_Direction_. Work out how many lines of the material below mention the word "联系实际"; reply with the number only.

:: Data in this exercise

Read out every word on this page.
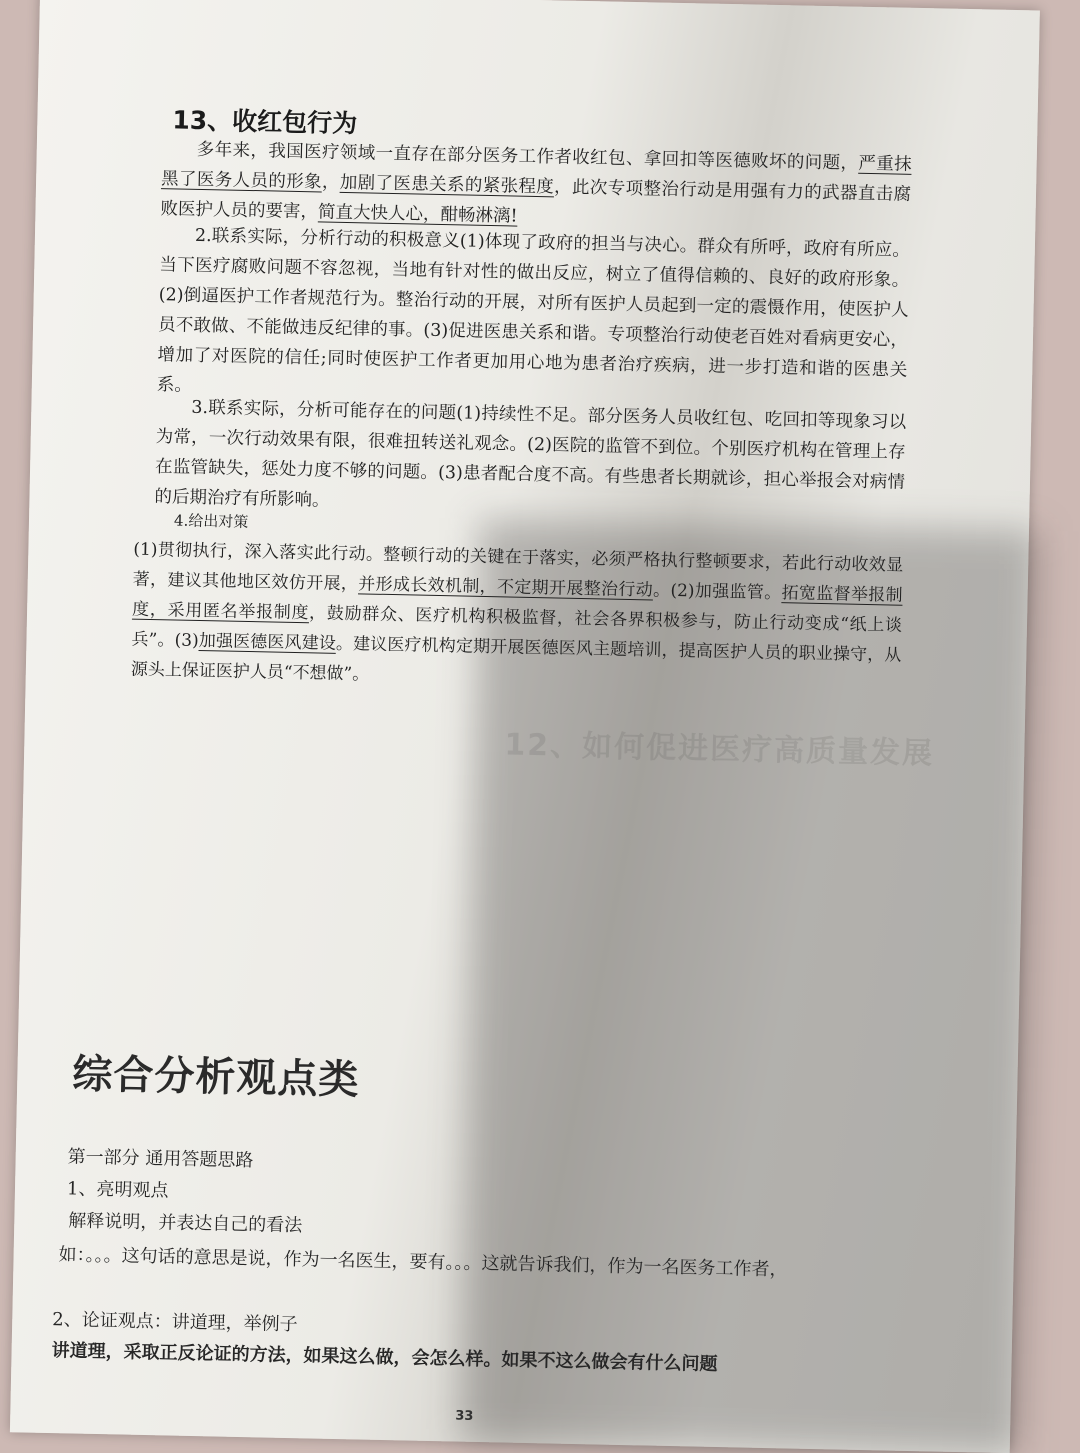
12、如何促进医疗高质量发展
13、收红包行为
多年来，我国医疗领域一直存在部分医务工作者收红包、拿回扣等医德败坏的问题，严重抹黑了医务人员的形象，加剧了医患关系的紧张程度，此次专项整治行动是用强有力的武器直击腐败医护人员的要害，简直大快人心，酣畅淋漓!
2.联系实际，分析行动的积极意义(1)体现了政府的担当与决心。群众有所呼，政府有所应。当下医疗腐败问题不容忽视，当地有针对性的做出反应，树立了值得信赖的、良好的政府形象。(2)倒逼医护工作者规范行为。整治行动的开展，对所有医护人员起到一定的震慑作用，使医护人员不敢做、不能做违反纪律的事。(3)促进医患关系和谐。专项整治行动使老百姓对看病更安心，增加了对医院的信任;同时使医护工作者更加用心地为患者治疗疾病，进一步打造和谐的医患关系。
3.联系实际，分析可能存在的问题(1)持续性不足。部分医务人员收红包、吃回扣等现象习以为常，一次行动效果有限，很难扭转送礼观念。(2)医院的监管不到位。个别医疗机构在管理上存在监管缺失，惩处力度不够的问题。(3)患者配合度不高。有些患者长期就诊，担心举报会对病情的后期治疗有所影响。
4.给出对策
(1)贯彻执行，深入落实此行动。整顿行动的关键在于落实，必须严格执行整顿要求，若此行动收效显著，建议其他地区效仿开展，并形成长效机制，不定期开展整治行动。(2)加强监管。拓宽监督举报制度，采用匿名举报制度，鼓励群众、医疗机构积极监督，社会各界积极参与，防止行动变成“纸上谈兵”。(3)加强医德医风建设。建议医疗机构定期开展医德医风主题培训，提高医护人员的职业操守，从源头上保证医护人员“不想做”。
综合分析观点类
第一部分 通用答题思路
1、亮明观点
解释说明，并表达自己的看法
如：。。。这句话的意思是说，作为一名医生，要有。。。这就告诉我们，作为一名医务工作者，
2、论证观点：讲道理，举例子
讲道理，采取正反论证的方法，如果这么做，会怎么样。如果不这么做会有什么问题
33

::::

_Solution_. 2